Which lines hold the word "ylabel"? Copy each of them from the material.
BEGIN Data for this exercise
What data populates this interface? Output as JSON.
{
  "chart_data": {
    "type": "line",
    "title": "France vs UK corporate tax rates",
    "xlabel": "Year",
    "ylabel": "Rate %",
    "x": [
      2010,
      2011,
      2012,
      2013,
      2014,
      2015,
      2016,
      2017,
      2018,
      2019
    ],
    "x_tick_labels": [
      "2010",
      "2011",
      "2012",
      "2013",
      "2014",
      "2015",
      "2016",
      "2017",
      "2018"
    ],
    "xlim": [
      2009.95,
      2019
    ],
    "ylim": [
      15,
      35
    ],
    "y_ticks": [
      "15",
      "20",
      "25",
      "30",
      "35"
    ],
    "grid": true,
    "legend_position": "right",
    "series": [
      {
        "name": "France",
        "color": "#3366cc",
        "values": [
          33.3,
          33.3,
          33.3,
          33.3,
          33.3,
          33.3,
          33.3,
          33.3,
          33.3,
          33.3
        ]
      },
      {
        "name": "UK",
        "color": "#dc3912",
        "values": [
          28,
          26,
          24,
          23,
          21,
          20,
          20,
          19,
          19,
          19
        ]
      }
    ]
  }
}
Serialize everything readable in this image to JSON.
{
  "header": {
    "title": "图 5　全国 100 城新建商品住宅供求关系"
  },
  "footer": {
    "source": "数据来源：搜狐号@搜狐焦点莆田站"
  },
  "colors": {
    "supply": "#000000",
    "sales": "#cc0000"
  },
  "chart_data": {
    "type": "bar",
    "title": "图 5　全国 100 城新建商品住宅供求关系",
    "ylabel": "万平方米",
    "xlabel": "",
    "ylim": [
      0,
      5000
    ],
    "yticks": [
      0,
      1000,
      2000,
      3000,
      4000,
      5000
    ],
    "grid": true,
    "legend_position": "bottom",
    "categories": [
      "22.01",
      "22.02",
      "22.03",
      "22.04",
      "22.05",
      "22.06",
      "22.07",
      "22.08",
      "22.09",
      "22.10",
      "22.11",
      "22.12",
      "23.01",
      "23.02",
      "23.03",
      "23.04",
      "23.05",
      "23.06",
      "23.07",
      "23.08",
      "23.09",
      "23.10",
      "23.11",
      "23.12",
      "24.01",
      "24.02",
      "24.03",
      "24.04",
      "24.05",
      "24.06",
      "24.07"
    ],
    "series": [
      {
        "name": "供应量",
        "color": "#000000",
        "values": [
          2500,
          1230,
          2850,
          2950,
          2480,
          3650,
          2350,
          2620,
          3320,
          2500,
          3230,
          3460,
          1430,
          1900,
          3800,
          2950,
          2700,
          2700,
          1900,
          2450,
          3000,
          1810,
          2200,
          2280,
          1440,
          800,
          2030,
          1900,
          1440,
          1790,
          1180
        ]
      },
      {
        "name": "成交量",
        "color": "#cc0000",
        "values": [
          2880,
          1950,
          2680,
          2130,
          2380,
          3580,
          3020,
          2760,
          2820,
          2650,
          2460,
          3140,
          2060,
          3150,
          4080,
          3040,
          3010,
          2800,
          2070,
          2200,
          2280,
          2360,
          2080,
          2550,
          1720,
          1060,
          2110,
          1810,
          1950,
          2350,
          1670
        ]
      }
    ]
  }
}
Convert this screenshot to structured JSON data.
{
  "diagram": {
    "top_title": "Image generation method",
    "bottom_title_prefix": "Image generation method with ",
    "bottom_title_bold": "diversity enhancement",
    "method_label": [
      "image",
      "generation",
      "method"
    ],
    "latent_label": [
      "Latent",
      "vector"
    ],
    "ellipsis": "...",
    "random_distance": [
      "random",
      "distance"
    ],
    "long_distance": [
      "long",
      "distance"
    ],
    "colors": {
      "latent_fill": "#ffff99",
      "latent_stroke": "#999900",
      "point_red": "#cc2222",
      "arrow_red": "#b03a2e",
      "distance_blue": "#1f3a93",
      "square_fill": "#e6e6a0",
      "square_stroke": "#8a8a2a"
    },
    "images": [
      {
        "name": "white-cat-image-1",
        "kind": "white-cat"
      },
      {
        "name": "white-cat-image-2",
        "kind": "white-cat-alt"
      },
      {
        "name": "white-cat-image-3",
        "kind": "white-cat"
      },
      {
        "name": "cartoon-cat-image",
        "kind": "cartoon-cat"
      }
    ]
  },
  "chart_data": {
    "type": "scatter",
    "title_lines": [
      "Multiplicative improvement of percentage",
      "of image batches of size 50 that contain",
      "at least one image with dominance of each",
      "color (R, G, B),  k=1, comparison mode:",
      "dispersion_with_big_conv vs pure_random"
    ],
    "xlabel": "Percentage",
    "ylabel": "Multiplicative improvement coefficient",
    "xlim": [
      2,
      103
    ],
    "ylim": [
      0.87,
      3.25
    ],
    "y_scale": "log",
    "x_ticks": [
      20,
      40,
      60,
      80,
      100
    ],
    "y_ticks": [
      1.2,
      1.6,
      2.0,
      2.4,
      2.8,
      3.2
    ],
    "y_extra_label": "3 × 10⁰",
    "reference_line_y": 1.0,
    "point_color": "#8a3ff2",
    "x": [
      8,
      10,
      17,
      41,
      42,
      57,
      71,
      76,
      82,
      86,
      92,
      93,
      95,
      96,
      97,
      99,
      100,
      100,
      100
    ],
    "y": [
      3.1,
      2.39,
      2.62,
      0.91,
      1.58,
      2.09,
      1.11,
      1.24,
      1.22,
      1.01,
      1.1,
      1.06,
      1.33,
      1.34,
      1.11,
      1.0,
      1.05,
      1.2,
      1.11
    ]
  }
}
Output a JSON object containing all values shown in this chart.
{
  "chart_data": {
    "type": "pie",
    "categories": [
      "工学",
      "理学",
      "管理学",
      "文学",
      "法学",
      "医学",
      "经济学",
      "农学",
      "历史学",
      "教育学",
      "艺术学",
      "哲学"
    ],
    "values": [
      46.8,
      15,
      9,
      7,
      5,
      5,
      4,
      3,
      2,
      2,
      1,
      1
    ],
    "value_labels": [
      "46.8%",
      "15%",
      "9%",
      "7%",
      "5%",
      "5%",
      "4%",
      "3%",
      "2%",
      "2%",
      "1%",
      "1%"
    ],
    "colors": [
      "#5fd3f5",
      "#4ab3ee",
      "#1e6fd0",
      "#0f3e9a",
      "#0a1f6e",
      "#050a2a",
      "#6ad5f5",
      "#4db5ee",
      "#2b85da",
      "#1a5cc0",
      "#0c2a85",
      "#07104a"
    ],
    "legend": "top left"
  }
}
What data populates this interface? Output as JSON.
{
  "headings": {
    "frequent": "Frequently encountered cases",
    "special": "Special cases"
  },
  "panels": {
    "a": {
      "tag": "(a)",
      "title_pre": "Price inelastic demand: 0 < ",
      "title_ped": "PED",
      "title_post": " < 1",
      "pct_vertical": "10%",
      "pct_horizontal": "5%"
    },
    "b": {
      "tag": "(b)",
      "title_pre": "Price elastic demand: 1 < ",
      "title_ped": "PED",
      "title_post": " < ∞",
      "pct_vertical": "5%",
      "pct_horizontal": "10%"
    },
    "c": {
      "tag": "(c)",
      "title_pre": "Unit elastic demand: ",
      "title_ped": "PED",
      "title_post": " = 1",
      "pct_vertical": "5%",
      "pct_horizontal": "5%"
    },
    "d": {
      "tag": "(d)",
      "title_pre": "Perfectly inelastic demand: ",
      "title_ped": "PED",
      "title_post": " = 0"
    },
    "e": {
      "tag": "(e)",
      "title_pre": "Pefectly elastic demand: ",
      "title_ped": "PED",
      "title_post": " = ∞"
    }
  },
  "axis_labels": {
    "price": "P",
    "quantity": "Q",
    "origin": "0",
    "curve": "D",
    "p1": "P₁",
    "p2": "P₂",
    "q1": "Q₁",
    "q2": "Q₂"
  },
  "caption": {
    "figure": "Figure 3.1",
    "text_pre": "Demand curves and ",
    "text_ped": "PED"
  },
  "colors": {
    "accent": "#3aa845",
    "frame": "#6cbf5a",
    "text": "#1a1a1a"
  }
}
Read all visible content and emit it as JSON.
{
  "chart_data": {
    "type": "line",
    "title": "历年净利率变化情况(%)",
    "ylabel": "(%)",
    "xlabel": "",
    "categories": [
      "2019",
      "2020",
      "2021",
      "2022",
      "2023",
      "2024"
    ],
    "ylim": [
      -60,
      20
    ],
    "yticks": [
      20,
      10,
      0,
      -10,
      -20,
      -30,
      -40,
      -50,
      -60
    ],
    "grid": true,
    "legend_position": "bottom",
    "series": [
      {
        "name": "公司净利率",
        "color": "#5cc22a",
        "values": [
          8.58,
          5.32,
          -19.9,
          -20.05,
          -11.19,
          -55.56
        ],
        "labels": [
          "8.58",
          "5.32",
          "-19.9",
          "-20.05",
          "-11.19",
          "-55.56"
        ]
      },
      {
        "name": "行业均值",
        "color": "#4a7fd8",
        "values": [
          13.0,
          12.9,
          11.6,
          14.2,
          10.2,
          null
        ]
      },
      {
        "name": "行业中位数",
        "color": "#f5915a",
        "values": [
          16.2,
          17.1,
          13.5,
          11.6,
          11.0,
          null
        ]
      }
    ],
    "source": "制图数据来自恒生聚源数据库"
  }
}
END Data for this exercise
Answer to the task:
    "ylabel": "Rate %",
    "ylabel": "万平方米",
    "ylabel": "Multiplicative improvement coefficient",
    "ylabel": "(%)",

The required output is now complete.